[Task details]
Repeat the following lines word for word.

— start of Data excerpts —

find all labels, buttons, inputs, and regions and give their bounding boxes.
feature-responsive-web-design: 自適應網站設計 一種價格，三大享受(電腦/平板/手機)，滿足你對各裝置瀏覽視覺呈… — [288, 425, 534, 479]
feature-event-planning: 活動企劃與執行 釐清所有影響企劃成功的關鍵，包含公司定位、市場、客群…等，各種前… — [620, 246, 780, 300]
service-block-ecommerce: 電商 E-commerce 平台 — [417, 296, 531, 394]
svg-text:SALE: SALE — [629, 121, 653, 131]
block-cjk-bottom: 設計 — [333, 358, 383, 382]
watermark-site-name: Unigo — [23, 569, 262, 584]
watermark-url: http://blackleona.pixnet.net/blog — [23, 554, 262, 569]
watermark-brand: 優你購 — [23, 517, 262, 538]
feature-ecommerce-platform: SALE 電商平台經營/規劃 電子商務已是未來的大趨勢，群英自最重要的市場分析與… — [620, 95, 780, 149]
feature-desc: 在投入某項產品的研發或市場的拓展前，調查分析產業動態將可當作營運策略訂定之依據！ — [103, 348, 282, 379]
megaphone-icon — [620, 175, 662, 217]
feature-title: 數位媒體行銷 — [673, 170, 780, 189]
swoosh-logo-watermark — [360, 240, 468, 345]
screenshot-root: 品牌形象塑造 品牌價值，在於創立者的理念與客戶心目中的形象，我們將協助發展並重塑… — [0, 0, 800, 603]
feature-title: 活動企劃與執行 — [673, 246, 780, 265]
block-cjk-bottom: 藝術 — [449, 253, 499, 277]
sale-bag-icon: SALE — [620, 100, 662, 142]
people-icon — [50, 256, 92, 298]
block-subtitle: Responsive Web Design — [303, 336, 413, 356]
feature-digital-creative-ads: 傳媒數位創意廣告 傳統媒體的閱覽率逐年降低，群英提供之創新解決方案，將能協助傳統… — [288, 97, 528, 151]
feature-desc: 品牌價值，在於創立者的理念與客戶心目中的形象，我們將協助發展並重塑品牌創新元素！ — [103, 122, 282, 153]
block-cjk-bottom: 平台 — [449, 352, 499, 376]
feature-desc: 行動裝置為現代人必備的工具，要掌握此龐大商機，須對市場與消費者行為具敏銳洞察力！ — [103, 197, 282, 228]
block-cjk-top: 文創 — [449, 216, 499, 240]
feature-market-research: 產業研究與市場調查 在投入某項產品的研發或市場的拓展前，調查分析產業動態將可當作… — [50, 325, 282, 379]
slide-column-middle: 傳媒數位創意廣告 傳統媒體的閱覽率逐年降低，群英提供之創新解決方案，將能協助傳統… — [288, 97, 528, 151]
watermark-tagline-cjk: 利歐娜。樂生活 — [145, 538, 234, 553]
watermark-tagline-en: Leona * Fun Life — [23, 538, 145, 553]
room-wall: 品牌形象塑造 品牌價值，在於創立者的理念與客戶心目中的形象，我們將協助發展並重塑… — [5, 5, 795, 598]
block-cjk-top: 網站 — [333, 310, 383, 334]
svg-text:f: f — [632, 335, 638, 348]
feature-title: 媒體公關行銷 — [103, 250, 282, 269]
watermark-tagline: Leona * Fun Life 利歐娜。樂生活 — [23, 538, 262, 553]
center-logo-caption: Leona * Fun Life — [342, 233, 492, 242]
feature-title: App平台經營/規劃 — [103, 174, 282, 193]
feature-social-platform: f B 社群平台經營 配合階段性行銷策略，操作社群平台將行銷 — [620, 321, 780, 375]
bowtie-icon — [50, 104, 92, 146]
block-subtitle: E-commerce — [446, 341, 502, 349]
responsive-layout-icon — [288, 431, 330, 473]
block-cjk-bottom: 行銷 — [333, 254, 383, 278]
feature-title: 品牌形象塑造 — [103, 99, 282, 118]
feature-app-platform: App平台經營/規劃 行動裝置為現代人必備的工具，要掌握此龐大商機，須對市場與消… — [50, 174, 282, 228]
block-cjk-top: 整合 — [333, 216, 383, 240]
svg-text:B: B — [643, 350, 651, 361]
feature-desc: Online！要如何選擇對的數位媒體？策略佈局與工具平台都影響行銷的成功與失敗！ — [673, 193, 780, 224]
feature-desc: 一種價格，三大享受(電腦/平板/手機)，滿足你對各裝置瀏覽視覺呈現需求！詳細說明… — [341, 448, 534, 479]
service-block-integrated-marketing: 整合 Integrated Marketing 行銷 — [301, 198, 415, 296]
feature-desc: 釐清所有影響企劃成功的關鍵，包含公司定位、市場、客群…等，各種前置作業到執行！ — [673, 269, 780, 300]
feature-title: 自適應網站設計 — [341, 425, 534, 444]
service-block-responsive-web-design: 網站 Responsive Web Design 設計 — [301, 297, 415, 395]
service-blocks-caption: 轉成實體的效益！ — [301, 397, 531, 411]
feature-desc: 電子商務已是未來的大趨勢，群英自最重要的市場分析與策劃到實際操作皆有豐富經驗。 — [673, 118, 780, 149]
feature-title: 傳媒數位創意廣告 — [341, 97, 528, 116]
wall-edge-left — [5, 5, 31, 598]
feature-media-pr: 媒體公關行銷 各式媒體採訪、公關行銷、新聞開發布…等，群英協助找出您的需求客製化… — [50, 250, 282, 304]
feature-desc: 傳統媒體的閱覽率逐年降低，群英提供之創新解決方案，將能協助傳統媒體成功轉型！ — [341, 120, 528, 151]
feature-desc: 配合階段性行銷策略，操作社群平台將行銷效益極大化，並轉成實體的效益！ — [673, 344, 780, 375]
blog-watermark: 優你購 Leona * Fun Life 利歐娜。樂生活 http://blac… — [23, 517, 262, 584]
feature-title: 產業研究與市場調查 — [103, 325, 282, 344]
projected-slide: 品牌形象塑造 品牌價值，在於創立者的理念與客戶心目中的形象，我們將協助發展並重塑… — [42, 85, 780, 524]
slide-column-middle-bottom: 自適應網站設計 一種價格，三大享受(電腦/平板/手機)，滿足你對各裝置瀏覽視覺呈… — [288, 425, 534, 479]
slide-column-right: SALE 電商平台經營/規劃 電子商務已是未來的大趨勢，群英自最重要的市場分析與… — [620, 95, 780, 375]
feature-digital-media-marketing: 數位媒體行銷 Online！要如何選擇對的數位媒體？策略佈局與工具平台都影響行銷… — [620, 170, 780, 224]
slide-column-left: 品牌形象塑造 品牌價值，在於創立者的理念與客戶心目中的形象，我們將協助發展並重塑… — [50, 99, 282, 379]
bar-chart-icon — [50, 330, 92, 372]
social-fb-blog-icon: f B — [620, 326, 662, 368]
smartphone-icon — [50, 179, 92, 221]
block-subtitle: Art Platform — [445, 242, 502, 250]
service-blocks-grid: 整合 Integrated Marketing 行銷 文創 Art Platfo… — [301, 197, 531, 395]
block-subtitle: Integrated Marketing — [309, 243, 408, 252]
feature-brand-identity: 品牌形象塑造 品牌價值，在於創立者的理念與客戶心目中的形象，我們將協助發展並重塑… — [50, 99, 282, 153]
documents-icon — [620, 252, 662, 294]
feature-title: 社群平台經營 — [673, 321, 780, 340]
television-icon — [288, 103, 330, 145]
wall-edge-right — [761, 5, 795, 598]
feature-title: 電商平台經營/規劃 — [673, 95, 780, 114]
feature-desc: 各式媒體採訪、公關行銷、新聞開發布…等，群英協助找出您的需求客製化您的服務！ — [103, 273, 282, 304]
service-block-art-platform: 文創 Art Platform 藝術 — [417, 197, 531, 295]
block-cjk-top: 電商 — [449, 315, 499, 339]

— end of Data excerpts —

[Solution for this task]
find all labels, buttons, inputs, and regions and give their bounding boxes.
feature-responsive-web-design: 自適應網站設計 一種價格，三大享受(電腦/平板/手機)，滿足你對各裝置瀏覽視覺呈… — [288, 425, 534, 479]
feature-event-planning: 活動企劃與執行 釐清所有影響企劃成功的關鍵，包含公司定位、市場、客群…等，各種前… — [620, 246, 780, 300]
service-block-ecommerce: 電商 E-commerce 平台 — [417, 296, 531, 394]
svg-text:SALE: SALE — [629, 121, 653, 131]
block-cjk-bottom: 設計 — [333, 358, 383, 382]
watermark-site-name: Unigo — [23, 569, 262, 584]
watermark-url: http://blackleona.pixnet.net/blog — [23, 554, 262, 569]
watermark-brand: 優你購 — [23, 517, 262, 538]
feature-ecommerce-platform: SALE 電商平台經營/規劃 電子商務已是未來的大趨勢，群英自最重要的市場分析與… — [620, 95, 780, 149]
feature-desc: 在投入某項產品的研發或市場的拓展前，調查分析產業動態將可當作營運策略訂定之依據！ — [103, 348, 282, 379]
megaphone-icon — [620, 175, 662, 217]
feature-title: 數位媒體行銷 — [673, 170, 780, 189]
swoosh-logo-watermark — [360, 240, 468, 345]
screenshot-root: 品牌形象塑造 品牌價值，在於創立者的理念與客戶心目中的形象，我們將協助發展並重塑… — [0, 0, 800, 603]
feature-title: 活動企劃與執行 — [673, 246, 780, 265]
block-cjk-bottom: 藝術 — [449, 253, 499, 277]
sale-bag-icon: SALE — [620, 100, 662, 142]
people-icon — [50, 256, 92, 298]
block-subtitle: Responsive Web Design — [303, 336, 413, 356]
feature-digital-creative-ads: 傳媒數位創意廣告 傳統媒體的閱覽率逐年降低，群英提供之創新解決方案，將能協助傳統… — [288, 97, 528, 151]
feature-desc: 品牌價值，在於創立者的理念與客戶心目中的形象，我們將協助發展並重塑品牌創新元素！ — [103, 122, 282, 153]
block-cjk-bottom: 平台 — [449, 352, 499, 376]
feature-desc: 行動裝置為現代人必備的工具，要掌握此龐大商機，須對市場與消費者行為具敏銳洞察力！ — [103, 197, 282, 228]
block-cjk-top: 文創 — [449, 216, 499, 240]
feature-market-research: 產業研究與市場調查 在投入某項產品的研發或市場的拓展前，調查分析產業動態將可當作… — [50, 325, 282, 379]
slide-column-middle: 傳媒數位創意廣告 傳統媒體的閱覽率逐年降低，群英提供之創新解決方案，將能協助傳統… — [288, 97, 528, 151]
watermark-tagline-cjk: 利歐娜。樂生活 — [145, 538, 234, 553]
watermark-tagline-en: Leona * Fun Life — [23, 538, 145, 553]
room-wall: 品牌形象塑造 品牌價值，在於創立者的理念與客戶心目中的形象，我們將協助發展並重塑… — [5, 5, 795, 598]
block-cjk-top: 網站 — [333, 310, 383, 334]
svg-text:f: f — [632, 335, 638, 348]
feature-title: 媒體公關行銷 — [103, 250, 282, 269]
watermark-tagline: Leona * Fun Life 利歐娜。樂生活 — [23, 538, 262, 553]
center-logo-caption: Leona * Fun Life — [342, 233, 492, 242]
feature-title: App平台經營/規劃 — [103, 174, 282, 193]
feature-social-platform: f B 社群平台經營 配合階段性行銷策略，操作社群平台將行銷 — [620, 321, 780, 375]
bowtie-icon — [50, 104, 92, 146]
block-subtitle: E-commerce — [446, 341, 502, 349]
responsive-layout-icon — [288, 431, 330, 473]
block-cjk-bottom: 行銷 — [333, 254, 383, 278]
feature-title: 品牌形象塑造 — [103, 99, 282, 118]
feature-app-platform: App平台經營/規劃 行動裝置為現代人必備的工具，要掌握此龐大商機，須對市場與消… — [50, 174, 282, 228]
block-cjk-top: 整合 — [333, 216, 383, 240]
svg-text:B: B — [643, 350, 651, 361]
feature-desc: Online！要如何選擇對的數位媒體？策略佈局與工具平台都影響行銷的成功與失敗！ — [673, 193, 780, 224]
feature-desc: 一種價格，三大享受(電腦/平板/手機)，滿足你對各裝置瀏覽視覺呈現需求！詳細說明… — [341, 448, 534, 479]
service-block-integrated-marketing: 整合 Integrated Marketing 行銷 — [301, 198, 415, 296]
feature-desc: 釐清所有影響企劃成功的關鍵，包含公司定位、市場、客群…等，各種前置作業到執行！ — [673, 269, 780, 300]
feature-title: 自適應網站設計 — [341, 425, 534, 444]
service-block-responsive-web-design: 網站 Responsive Web Design 設計 — [301, 297, 415, 395]
service-blocks-caption: 轉成實體的效益！ — [301, 397, 531, 411]
feature-desc: 電子商務已是未來的大趨勢，群英自最重要的市場分析與策劃到實際操作皆有豐富經驗。 — [673, 118, 780, 149]
feature-title: 傳媒數位創意廣告 — [341, 97, 528, 116]
wall-edge-left — [5, 5, 31, 598]
feature-media-pr: 媒體公關行銷 各式媒體採訪、公關行銷、新聞開發布…等，群英協助找出您的需求客製化… — [50, 250, 282, 304]
feature-desc: 傳統媒體的閱覽率逐年降低，群英提供之創新解決方案，將能協助傳統媒體成功轉型！ — [341, 120, 528, 151]
feature-desc: 配合階段性行銷策略，操作社群平台將行銷效益極大化，並轉成實體的效益！ — [673, 344, 780, 375]
blog-watermark: 優你購 Leona * Fun Life 利歐娜。樂生活 http://blac… — [23, 517, 262, 584]
feature-title: 產業研究與市場調查 — [103, 325, 282, 344]
projected-slide: 品牌形象塑造 品牌價值，在於創立者的理念與客戶心目中的形象，我們將協助發展並重塑… — [42, 85, 780, 524]
slide-column-middle-bottom: 自適應網站設計 一種價格，三大享受(電腦/平板/手機)，滿足你對各裝置瀏覽視覺呈… — [288, 425, 534, 479]
slide-column-right: SALE 電商平台經營/規劃 電子商務已是未來的大趨勢，群英自最重要的市場分析與… — [620, 95, 780, 375]
feature-digital-media-marketing: 數位媒體行銷 Online！要如何選擇對的數位媒體？策略佈局與工具平台都影響行銷… — [620, 170, 780, 224]
slide-column-left: 品牌形象塑造 品牌價值，在於創立者的理念與客戶心目中的形象，我們將協助發展並重塑… — [50, 99, 282, 379]
bar-chart-icon — [50, 330, 92, 372]
social-fb-blog-icon: f B — [620, 326, 662, 368]
smartphone-icon — [50, 179, 92, 221]
block-subtitle: Art Platform — [445, 242, 502, 250]
service-blocks-grid: 整合 Integrated Marketing 行銷 文創 Art Platfo… — [301, 197, 531, 395]
block-subtitle: Integrated Marketing — [309, 243, 408, 252]
feature-brand-identity: 品牌形象塑造 品牌價值，在於創立者的理念與客戶心目中的形象，我們將協助發展並重塑… — [50, 99, 282, 153]
documents-icon — [620, 252, 662, 294]
feature-title: 社群平台經營 — [673, 321, 780, 340]
television-icon — [288, 103, 330, 145]
wall-edge-right — [761, 5, 795, 598]
feature-title: 電商平台經營/規劃 — [673, 95, 780, 114]
feature-desc: 各式媒體採訪、公關行銷、新聞開發布…等，群英協助找出您的需求客製化您的服務！ — [103, 273, 282, 304]
service-block-art-platform: 文創 Art Platform 藝術 — [417, 197, 531, 295]
block-cjk-top: 電商 — [449, 315, 499, 339]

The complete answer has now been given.